What is needed:
Reproduce the listing below exactly, minus its pictures.

Provided data:
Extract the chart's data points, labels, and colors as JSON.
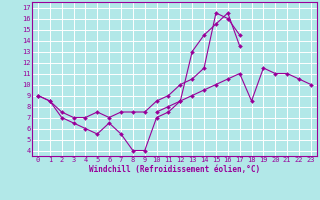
{
  "title": "",
  "xlabel": "Windchill (Refroidissement éolien,°C)",
  "bg_color": "#b2e8e8",
  "grid_color": "#ffffff",
  "line_color": "#990099",
  "xlim": [
    -0.5,
    23.5
  ],
  "ylim": [
    3.5,
    17.5
  ],
  "yticks": [
    4,
    5,
    6,
    7,
    8,
    9,
    10,
    11,
    12,
    13,
    14,
    15,
    16,
    17
  ],
  "xticks": [
    0,
    1,
    2,
    3,
    4,
    5,
    6,
    7,
    8,
    9,
    10,
    11,
    12,
    13,
    14,
    15,
    16,
    17,
    18,
    19,
    20,
    21,
    22,
    23
  ],
  "curve1_x": [
    0,
    1,
    2,
    3,
    4,
    5,
    6,
    7,
    8,
    9,
    10,
    11,
    12,
    13,
    14,
    15,
    16,
    17
  ],
  "curve1_y": [
    9.0,
    8.5,
    7.0,
    6.5,
    6.0,
    5.5,
    6.5,
    5.5,
    4.0,
    4.0,
    7.0,
    7.5,
    8.5,
    13.0,
    14.5,
    15.5,
    16.5,
    13.5
  ],
  "curve2_x": [
    0,
    1,
    2,
    3,
    4,
    5,
    6,
    7,
    8,
    9,
    10,
    11,
    12,
    13,
    14,
    15,
    16,
    17
  ],
  "curve2_y": [
    9.0,
    8.5,
    7.5,
    7.0,
    7.0,
    7.5,
    7.0,
    7.5,
    7.5,
    7.5,
    8.5,
    9.0,
    10.0,
    10.5,
    11.5,
    16.5,
    16.0,
    14.5
  ],
  "curve3_x": [
    10,
    11,
    12,
    13,
    14,
    15,
    16,
    17,
    18,
    19,
    20,
    21,
    22,
    23
  ],
  "curve3_y": [
    7.5,
    8.0,
    8.5,
    9.0,
    9.5,
    10.0,
    10.5,
    11.0,
    8.5,
    11.5,
    11.0,
    11.0,
    10.5,
    10.0
  ],
  "xlabel_fontsize": 5.5,
  "tick_fontsize": 5.0
}
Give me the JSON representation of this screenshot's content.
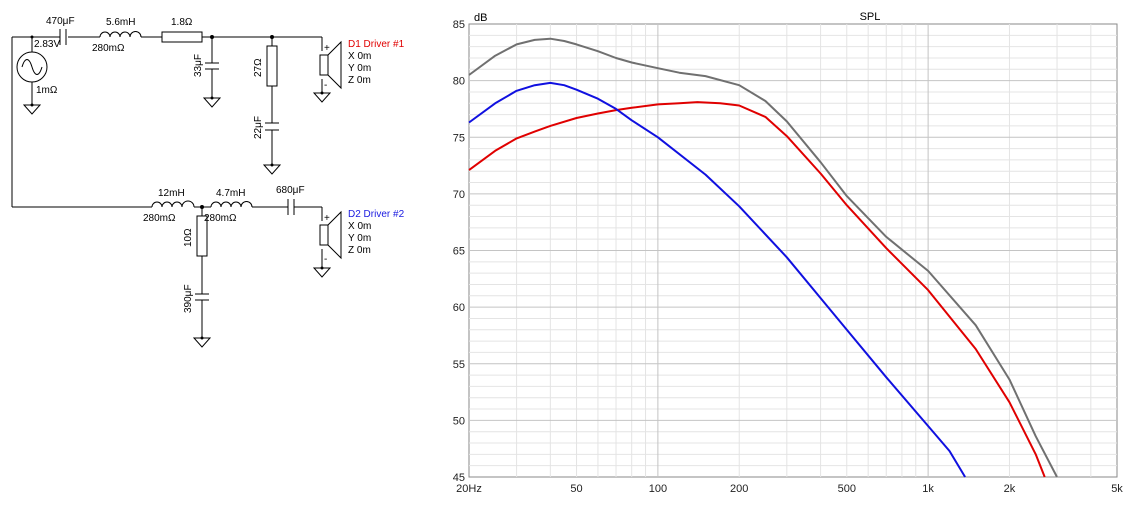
{
  "schematic": {
    "source": {
      "voltage": "2.83V",
      "resistance": "1mΩ"
    },
    "series_cap": {
      "value": "470μF"
    },
    "series_inductor": {
      "value": "5.6mH",
      "resistance": "280mΩ"
    },
    "series_resistor": {
      "value": "1.8Ω"
    },
    "shunt_cap": {
      "value": "33μF"
    },
    "shunt_resistor": {
      "value": "27Ω"
    },
    "shunt_resistor_cap": {
      "value": "22μF"
    },
    "driver1": {
      "name": "D1 Driver #1",
      "x": "X 0m",
      "y": "Y 0m",
      "z": "Z 0m",
      "plus": "+",
      "minus": "-",
      "color": "#e00000"
    },
    "inductor2": {
      "value": "12mH",
      "resistance": "280mΩ"
    },
    "inductor3": {
      "value": "4.7mH",
      "resistance": "280mΩ"
    },
    "series_cap2": {
      "value": "680μF"
    },
    "shunt_resistor2": {
      "value": "10Ω"
    },
    "shunt_cap2": {
      "value": "390μF"
    },
    "driver2": {
      "name": "D2 Driver #2",
      "x": "X 0m",
      "y": "Y 0m",
      "z": "Z 0m",
      "plus": "+",
      "minus": "-",
      "color": "#1a1ae0"
    }
  },
  "chart_data": {
    "type": "line",
    "title": "SPL",
    "ylabel": "dB",
    "xscale": "log",
    "xlim": [
      20,
      5000
    ],
    "ylim": [
      45,
      85
    ],
    "xticks": [
      {
        "value": 20,
        "label": "20Hz"
      },
      {
        "value": 50,
        "label": "50"
      },
      {
        "value": 100,
        "label": "100"
      },
      {
        "value": 200,
        "label": "200"
      },
      {
        "value": 500,
        "label": "500"
      },
      {
        "value": 1000,
        "label": "1k"
      },
      {
        "value": 2000,
        "label": "2k"
      },
      {
        "value": 5000,
        "label": "5k"
      }
    ],
    "yticks": [
      {
        "value": 85,
        "label": "85"
      },
      {
        "value": 80,
        "label": "80"
      },
      {
        "value": 75,
        "label": "75"
      },
      {
        "value": 70,
        "label": "70"
      },
      {
        "value": 65,
        "label": "65"
      },
      {
        "value": 60,
        "label": "60"
      },
      {
        "value": 55,
        "label": "55"
      },
      {
        "value": 50,
        "label": "50"
      },
      {
        "value": 45,
        "label": "45"
      }
    ],
    "grid": true,
    "series": [
      {
        "color": "#707070",
        "x": [
          20,
          25,
          30,
          35,
          40,
          45,
          50,
          60,
          70,
          80,
          100,
          120,
          150,
          200,
          250,
          300,
          400,
          500,
          700,
          1000,
          1500,
          2000,
          2500,
          3000
        ],
        "y": [
          80.5,
          82.2,
          83.2,
          83.6,
          83.7,
          83.5,
          83.2,
          82.6,
          82.0,
          81.6,
          81.1,
          80.7,
          80.4,
          79.6,
          78.2,
          76.4,
          72.8,
          69.8,
          66.2,
          63.2,
          58.4,
          53.6,
          48.6,
          45.0
        ]
      },
      {
        "color": "#e00000",
        "x": [
          20,
          25,
          30,
          35,
          40,
          50,
          60,
          70,
          80,
          100,
          120,
          140,
          170,
          200,
          250,
          300,
          400,
          500,
          700,
          1000,
          1500,
          2000,
          2500,
          2700
        ],
        "y": [
          72.1,
          73.8,
          74.9,
          75.5,
          76.0,
          76.7,
          77.1,
          77.4,
          77.6,
          77.9,
          78.0,
          78.1,
          78.0,
          77.8,
          76.8,
          75.1,
          71.8,
          69.0,
          65.2,
          61.5,
          56.3,
          51.6,
          47.0,
          45.0
        ]
      },
      {
        "color": "#1010e0",
        "x": [
          20,
          25,
          30,
          35,
          40,
          45,
          50,
          60,
          70,
          80,
          100,
          150,
          200,
          300,
          400,
          500,
          700,
          1000,
          1200,
          1370
        ],
        "y": [
          76.3,
          78.0,
          79.1,
          79.6,
          79.8,
          79.6,
          79.2,
          78.4,
          77.5,
          76.5,
          75.0,
          71.7,
          68.9,
          64.4,
          60.8,
          58.0,
          53.8,
          49.5,
          47.3,
          45.0
        ]
      }
    ]
  }
}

Exercise answer:
Extract the chart's data points, labels, and colors as JSON.
{
  "title": "",
  "xlabel": "Windchill (Refroidissement éolien,°C)",
  "bg_color": "#b2e8e8",
  "grid_color": "#ffffff",
  "line_color": "#990099",
  "xlim": [
    -0.5,
    23.5
  ],
  "ylim": [
    3.5,
    17.5
  ],
  "yticks": [
    4,
    5,
    6,
    7,
    8,
    9,
    10,
    11,
    12,
    13,
    14,
    15,
    16,
    17
  ],
  "xticks": [
    0,
    1,
    2,
    3,
    4,
    5,
    6,
    7,
    8,
    9,
    10,
    11,
    12,
    13,
    14,
    15,
    16,
    17,
    18,
    19,
    20,
    21,
    22,
    23
  ],
  "curve1_x": [
    0,
    1,
    2,
    3,
    4,
    5,
    6,
    7,
    8,
    9,
    10,
    11,
    12,
    13,
    14,
    15,
    16,
    17
  ],
  "curve1_y": [
    9.0,
    8.5,
    7.0,
    6.5,
    6.0,
    5.5,
    6.5,
    5.5,
    4.0,
    4.0,
    7.0,
    7.5,
    8.5,
    13.0,
    14.5,
    15.5,
    16.5,
    13.5
  ],
  "curve2_x": [
    0,
    1,
    2,
    3,
    4,
    5,
    6,
    7,
    8,
    9,
    10,
    11,
    12,
    13,
    14,
    15,
    16,
    17
  ],
  "curve2_y": [
    9.0,
    8.5,
    7.5,
    7.0,
    7.0,
    7.5,
    7.0,
    7.5,
    7.5,
    7.5,
    8.5,
    9.0,
    10.0,
    10.5,
    11.5,
    16.5,
    16.0,
    14.5
  ],
  "curve3_x": [
    10,
    11,
    12,
    13,
    14,
    15,
    16,
    17,
    18,
    19,
    20,
    21,
    22,
    23
  ],
  "curve3_y": [
    7.5,
    8.0,
    8.5,
    9.0,
    9.5,
    10.0,
    10.5,
    11.0,
    8.5,
    11.5,
    11.0,
    11.0,
    10.5,
    10.0
  ],
  "xlabel_fontsize": 5.5,
  "tick_fontsize": 5.0
}
Give me the JSON representation of this screenshot's content.
{
  "schematic": {
    "source": {
      "voltage": "2.83V",
      "resistance": "1mΩ"
    },
    "series_cap": {
      "value": "470μF"
    },
    "series_inductor": {
      "value": "5.6mH",
      "resistance": "280mΩ"
    },
    "series_resistor": {
      "value": "1.8Ω"
    },
    "shunt_cap": {
      "value": "33μF"
    },
    "shunt_resistor": {
      "value": "27Ω"
    },
    "shunt_resistor_cap": {
      "value": "22μF"
    },
    "driver1": {
      "name": "D1 Driver #1",
      "x": "X 0m",
      "y": "Y 0m",
      "z": "Z 0m",
      "plus": "+",
      "minus": "-",
      "color": "#e00000"
    },
    "inductor2": {
      "value": "12mH",
      "resistance": "280mΩ"
    },
    "inductor3": {
      "value": "4.7mH",
      "resistance": "280mΩ"
    },
    "series_cap2": {
      "value": "680μF"
    },
    "shunt_resistor2": {
      "value": "10Ω"
    },
    "shunt_cap2": {
      "value": "390μF"
    },
    "driver2": {
      "name": "D2 Driver #2",
      "x": "X 0m",
      "y": "Y 0m",
      "z": "Z 0m",
      "plus": "+",
      "minus": "-",
      "color": "#1a1ae0"
    }
  },
  "chart_data": {
    "type": "line",
    "title": "SPL",
    "ylabel": "dB",
    "xscale": "log",
    "xlim": [
      20,
      5000
    ],
    "ylim": [
      45,
      85
    ],
    "xticks": [
      {
        "value": 20,
        "label": "20Hz"
      },
      {
        "value": 50,
        "label": "50"
      },
      {
        "value": 100,
        "label": "100"
      },
      {
        "value": 200,
        "label": "200"
      },
      {
        "value": 500,
        "label": "500"
      },
      {
        "value": 1000,
        "label": "1k"
      },
      {
        "value": 2000,
        "label": "2k"
      },
      {
        "value": 5000,
        "label": "5k"
      }
    ],
    "yticks": [
      {
        "value": 85,
        "label": "85"
      },
      {
        "value": 80,
        "label": "80"
      },
      {
        "value": 75,
        "label": "75"
      },
      {
        "value": 70,
        "label": "70"
      },
      {
        "value": 65,
        "label": "65"
      },
      {
        "value": 60,
        "label": "60"
      },
      {
        "value": 55,
        "label": "55"
      },
      {
        "value": 50,
        "label": "50"
      },
      {
        "value": 45,
        "label": "45"
      }
    ],
    "grid": true,
    "series": [
      {
        "color": "#707070",
        "x": [
          20,
          25,
          30,
          35,
          40,
          45,
          50,
          60,
          70,
          80,
          100,
          120,
          150,
          200,
          250,
          300,
          400,
          500,
          700,
          1000,
          1500,
          2000,
          2500,
          3000
        ],
        "y": [
          80.5,
          82.2,
          83.2,
          83.6,
          83.7,
          83.5,
          83.2,
          82.6,
          82.0,
          81.6,
          81.1,
          80.7,
          80.4,
          79.6,
          78.2,
          76.4,
          72.8,
          69.8,
          66.2,
          63.2,
          58.4,
          53.6,
          48.6,
          45.0
        ]
      },
      {
        "color": "#e00000",
        "x": [
          20,
          25,
          30,
          35,
          40,
          50,
          60,
          70,
          80,
          100,
          120,
          140,
          170,
          200,
          250,
          300,
          400,
          500,
          700,
          1000,
          1500,
          2000,
          2500,
          2700
        ],
        "y": [
          72.1,
          73.8,
          74.9,
          75.5,
          76.0,
          76.7,
          77.1,
          77.4,
          77.6,
          77.9,
          78.0,
          78.1,
          78.0,
          77.8,
          76.8,
          75.1,
          71.8,
          69.0,
          65.2,
          61.5,
          56.3,
          51.6,
          47.0,
          45.0
        ]
      },
      {
        "color": "#1010e0",
        "x": [
          20,
          25,
          30,
          35,
          40,
          45,
          50,
          60,
          70,
          80,
          100,
          150,
          200,
          300,
          400,
          500,
          700,
          1000,
          1200,
          1370
        ],
        "y": [
          76.3,
          78.0,
          79.1,
          79.6,
          79.8,
          79.6,
          79.2,
          78.4,
          77.5,
          76.5,
          75.0,
          71.7,
          68.9,
          64.4,
          60.8,
          58.0,
          53.8,
          49.5,
          47.3,
          45.0
        ]
      }
    ]
  }
}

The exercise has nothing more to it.